(Stated problem): Go through the listing and copy each line with the string "機械換気設備".

(Information shown):
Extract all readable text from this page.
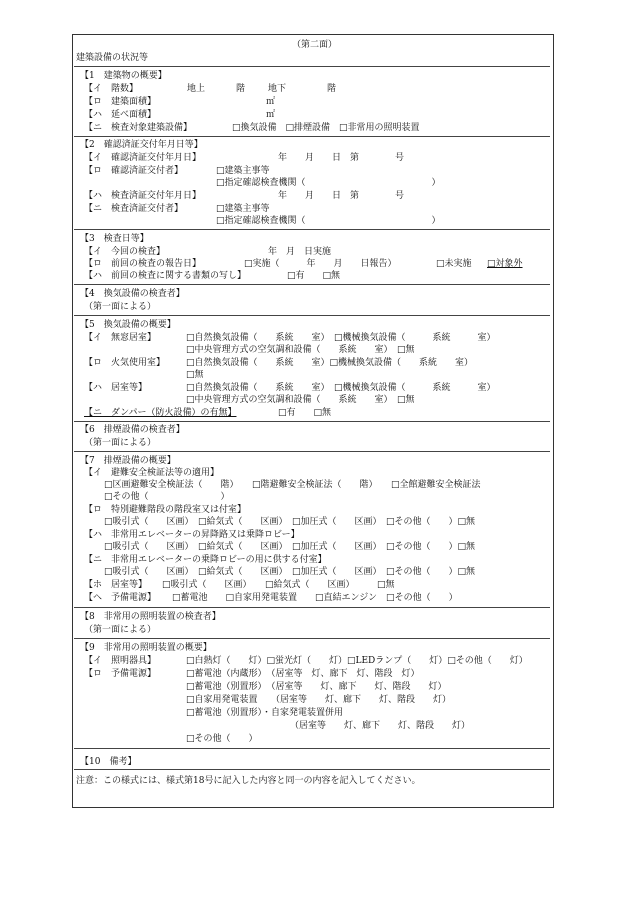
（第二面）
建築設備の状況等
【1　建築物の概要】
【イ　階数】	地上	階	地下	階
【ロ　建築面積】	㎡
【ハ　延べ面積】	㎡
【ニ　検査対象建築設備】	□換気設備　□排煙設備　□非常用の照明装置
【2　確認済証交付年月日等】
【イ　確認済証交付年月日】	年　　月　　日　第　　　　号
【ロ　確認済証交付者】	□建築主事等
□指定確認検査機関（　　　　　　　　　　　　　　）
【ハ　検査済証交付年月日】	年　　月　　日　第　　　　号
【ニ　検査済証交付者】	□建築主事等
□指定確認検査機関（　　　　　　　　　　　　　　）
【3　検査日等】
【イ　今回の検査】	年　月　日実施
【ロ　前回の検査の報告日】	□実施（　　　年　　月　　日報告）	□未実施 □対象外
【ハ　前回の検査に関する書類の写し】	□有　　□無
【4　換気設備の検査者】
（第一面による）
【5　換気設備の概要】
【イ　無窓居室】	□自然換気設備（　　系統　　室）　□機械換気設備（　　　系統　　　室）
□中央管理方式の空気調和設備（　　系統　　室）　□無
【ロ　火気使用室】 □自然換気設備（　　系統　　室）□機械換気設備（　　系統　　室）
□無
【ハ　居室等】	□自然換気設備（　　系統　　室）　□機械換気設備（　　　系統　　　室）
□中央管理方式の空気調和設備（　　系統　　室）　□無
【ニ　ダンパー（防火設備）の有無】	□有　　□無
【6　排煙設備の検査者】
（第一面による）
【7　排煙設備の概要】
【イ　避難安全検証法等の適用】
□区画避難安全検証法（　　階）　　□階避難安全検証法（　　階）　　□全館避難安全検証法
□その他（　　　　　　　　）
【ロ　特別避難階段の階段室又は付室】
□吸引式（　　区画）　□給気式（　　区画）　□加圧式（　　区画）　□その他（　　）□無
【ハ　非常用エレベーターの昇降路又は乗降ロビー】
□吸引式（　　区画）　□給気式（　　区画）　□加圧式（　　区画）　□その他（　　）□無
【ニ　非常用エレベーターの乗降ロビーの用に供する付室】
□吸引式（　　区画）　□給気式（　　区画）　□加圧式（　　区画）　□その他（　　）□無
【ホ　居室等】 □吸引式（　　区画）　　□給気式（　　区画）　　　□無
【ヘ　予備電源】 □蓄電池　　□自家用発電装置　　□直結エンジン　□その他（　　）
【8　非常用の照明装置の検査者】
（第一面による）
【9　非常用の照明装置の概要】
【イ　照明器具】	□白熱灯（　　灯）□蛍光灯（　　灯）□LEDランプ（　　灯）□その他（　　灯）
【ロ　予備電源】	□蓄電池（内蔵形）　（居室等　灯、廊下　灯、階段　灯）
□蓄電池（別置形）　（居室等　　灯、廊下　　灯、階段　　灯）
□自家用発電装置　　（居室等　　灯、廊下　　灯、階段　　灯）
□蓄電池（別置形）・自家発電装置併用
（居室等　　灯、廊下　　灯、階段　　灯）
□その他（　　）
【10　備考】
注意：この様式には、様式第18号に記入した内容と同一の内容を記入してください。
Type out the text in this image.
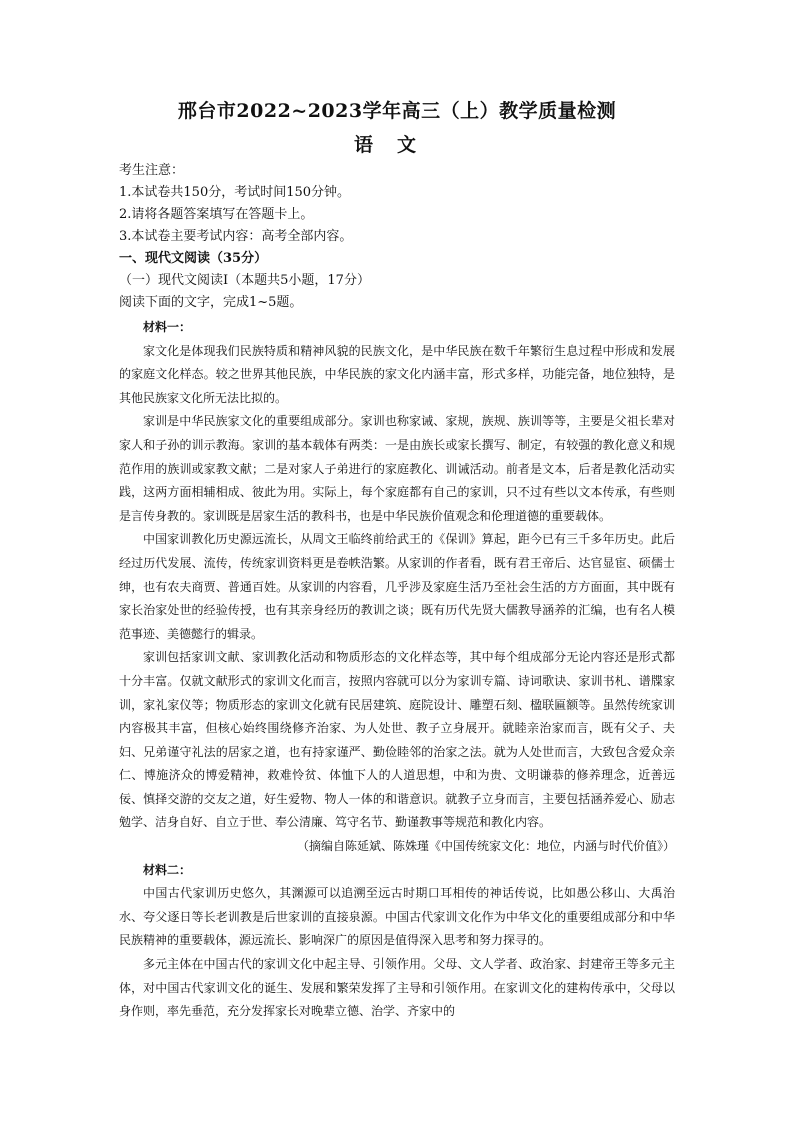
邢台市2022~2023学年高三（上）教学质量检测
语文

考生注意：

1.本试卷共150分，考试时间150分钟。

2.请将各题答案填写在答题卡上。

3.本试卷主要考试内容：高考全部内容。

一、现代文阅读（35分）

（一）现代文阅读Ⅰ（本题共5小题，17分）

阅读下面的文字，完成1~5题。

材料一：

家文化是体现我们民族特质和精神风貌的民族文化，是中华民族在数千年繁衍生息过程中形成和发展的家庭文化样态。较之世界其他民族，中华民族的家文化内涵丰富，形式多样，功能完备，地位独特，是其他民族家文化所无法比拟的。

家训是中华民族家文化的重要组成部分。家训也称家诫、家规，族规、族训等等，主要是父祖长辈对家人和子孙的训示教海。家训的基本载体有两类：一是由族长或家长撰写、制定，有较强的教化意义和规范作用的族训或家教文献；二是对家人子弟进行的家庭教化、训诫活动。前者是文本，后者是教化活动实践，这两方面相辅相成、彼此为用。实际上，每个家庭都有自己的家训，只不过有些以文本传承，有些则是言传身教的。家训既是居家生活的教科书，也是中华民族价值观念和伦理道德的重要载体。

中国家训教化历史源远流长，从周文王临终前给武王的《保训》算起，距今已有三千多年历史。此后经过历代发展、流传，传统家训资料更是卷帙浩繁。从家训的作者看，既有君王帝后、达官显宦、硕儒士绅，也有农夫商贾、普通百姓。从家训的内容看，几乎涉及家庭生活乃至社会生活的方方面面，其中既有家长治家处世的经验传授，也有其亲身经历的教训之谈；既有历代先贤大儒教导涵养的汇编，也有名人模范事迹、美德懿行的辑录。

家训包括家训文献、家训教化活动和物质形态的文化样态等，其中每个组成部分无论内容还是形式都十分丰富。仅就文献形式的家训文化而言，按照内容就可以分为家训专篇、诗词歌诀、家训书札、谱牒家训，家礼家仪等；物质形态的家训文化就有民居建筑、庭院设计、雕塑石刻、楹联匾额等。虽然传统家训内容极其丰富，但核心始终围绕修齐治家、为人处世、教子立身展开。就睦亲治家而言，既有父子、夫妇、兄弟谨守礼法的居家之道，也有持家谨严、勤俭睦邻的治家之法。就为人处世而言，大致包含爱众亲仁、博施济众的博爱精神，救难怜贫、体恤下人的人道思想，中和为贵、文明谦恭的修养理念，近善远佞、慎择交游的交友之道，好生爱物、物人一体的和谐意识。就教子立身而言，主要包括涵养爱心、励志勉学、洁身自好、自立于世、奉公清廉、笃守名节、勤谨教事等规范和教化内容。

（摘编自陈延斌、陈姝瑾《中国传统家文化：地位，内涵与时代价值》）

材料二：

中国古代家训历史悠久，其渊源可以追溯至远古时期口耳相传的神话传说，比如愚公移山、大禹治水、夸父逐日等长老训教是后世家训的直接泉源。中国古代家训文化作为中华文化的重要组成部分和中华民族精神的重要载体，源远流长、影响深广的原因是值得深入思考和努力探寻的。

多元主体在中国古代的家训文化中起主导、引领作用。父母、文人学者、政治家、封建帝王等多元主体，对中国古代家训文化的诞生、发展和繁荣发挥了主导和引领作用。在家训文化的建构传承中，父母以身作则，率先垂范，充分发挥家长对晚辈立德、治学、齐家中的
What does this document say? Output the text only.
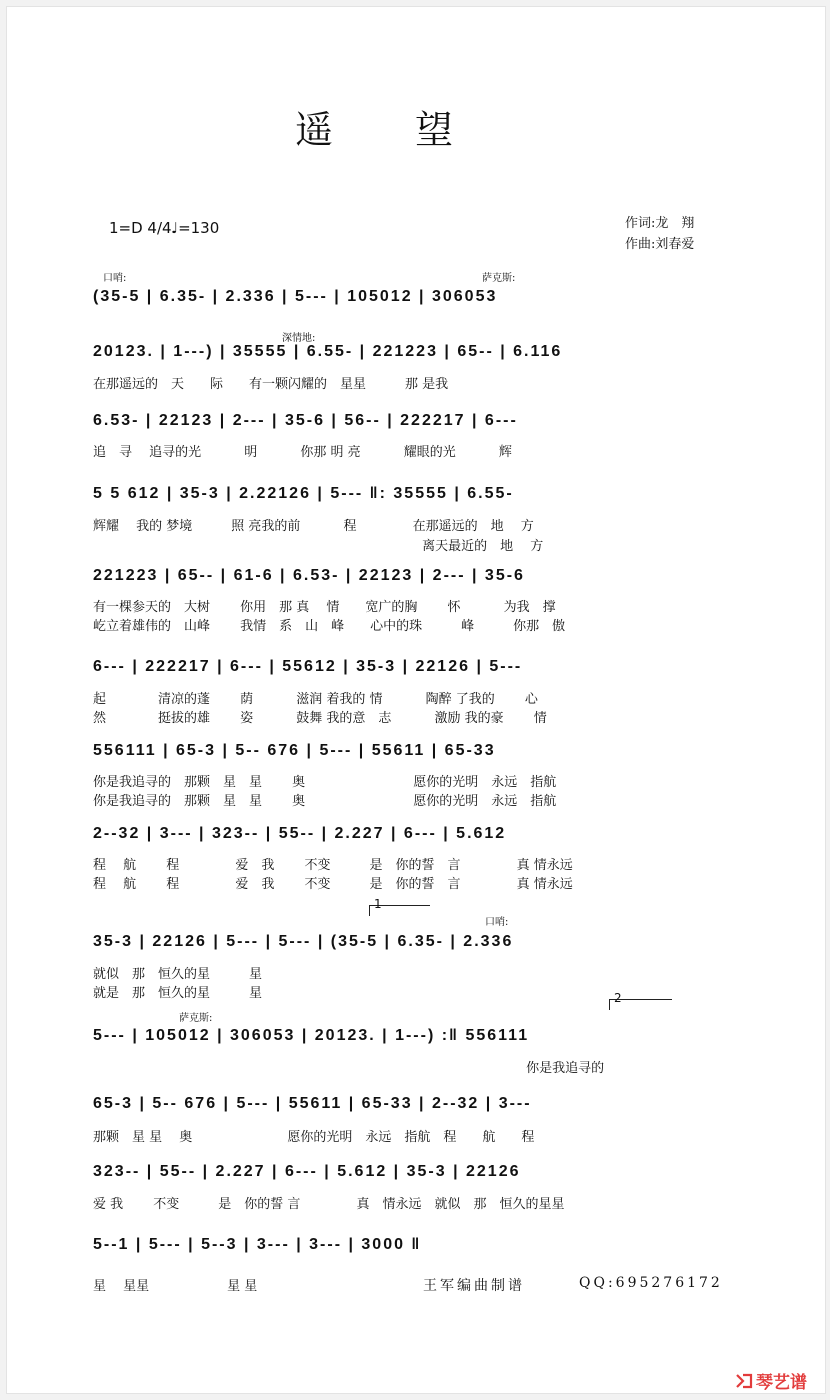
遥　　望
1=D 4/4 ♩=130	作词:龙　翔
作曲:刘春爱
口哨:	萨克斯:
(35-5 | 6.35- | 2.336 | 5--- | 105012 | 306053
深情地:
20123. | 1---) | 35555 | 6.55- | 221223 | 65-- | 6.116
在那遥远的　天　　际　　有一颗闪耀的　星星　　　那 是我
6.53- | 22123 | 2--- | 35-6 | 56-- | 222217 | 6---
追　寻　 追寻的光　　　 明　　　 你那 明 亮　　　 耀眼的光　　　 辉
5 5 612 | 35-3 | 2.22126 | 5--- ‖: 35555 | 6.55-
辉耀　 我的 梦境　　　照 亮我的前　　　 程　　　　 在那遥远的　地　 方
　　　　　　　　　　　　　　　　　　　　　　　　　 离天最近的　地　 方
221223 | 65-- | 61-6 | 6.53- | 22123 | 2--- | 35-6
有一棵参天的　大树　　 你用　那 真　 情　　宽广的胸　　 怀　　　 为我　撑
屹立着雄伟的　山峰　　 我情　系　山　峰　　心中的珠　　　峰　　　你那　傲
6--- | 222217 | 6--- | 55612 | 35-3 | 22126 | 5---
起　　　　清凉的蓬　　 荫　　　 滋润 着我的 情　　　 陶醉 了我的　　 心
然　　　　挺拔的雄　　 姿　　　 鼓舞 我的意　志　　　 激励 我的豪　　 情
556111 | 65-3 | 5-- 676 | 5--- | 55611 | 65-33
你是我追寻的　那颗　星　星　　 奥　　　　　　　　 愿你的光明　永远　指航
你是我追寻的　那颗　星　星　　 奥　　　　　　　　 愿你的光明　永远　指航
2--32 | 3--- | 323-- | 55-- | 2.227 | 6--- | 5.612
程　 航　　 程　　　　 爱　我　　 不变　　　是　你的誓　言　　　　 真 情永远
程　 航　　 程　　　　 爱　我　　 不变　　　是　你的誓　言　　　　 真 情永远
1
口哨:
35-3 | 22126 | 5--- | 5--- | (35-5 | 6.35- | 2.336
就似　那　恒久的星　　　星
就是　那　恒久的星　　　星
萨克斯:
2
5--- | 105012 | 306053 | 20123. | 1---) :‖ 556111
　　　　　　　　　　　　　　　　　　　　　　　　　　　　　　　　　 你是我追寻的
65-3 | 5-- 676 | 5--- | 55611 | 65-33 | 2--32 | 3---
那颗　星 星　 奥　　　　　　　 愿你的光明　永远　指航　程　　航　　程
323-- | 55-- | 2.227 | 6--- | 5.612 | 35-3 | 22126
爱 我　　 不变　　　是　你的誓 言　　　　 真　情永远　就似　那　恒久的星星
5--1 | 5--- | 5--3 | 3--- | 3--- | 3000 ‖
星　 星星　　　　　　星 星	王军编曲制谱	QQ:695276172
琴艺谱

(Written reply):
【イ　無窓居室】	□自然換気設備（　　系統　　室）　□機械換気設備（　　　系統　　　室）
【ロ　火気使用室】 □自然換気設備（　　系統　　室）□機械換気設備（　　系統　　室）
【ハ　居室等】	□自然換気設備（　　系統　　室）　□機械換気設備（　　　系統　　　室）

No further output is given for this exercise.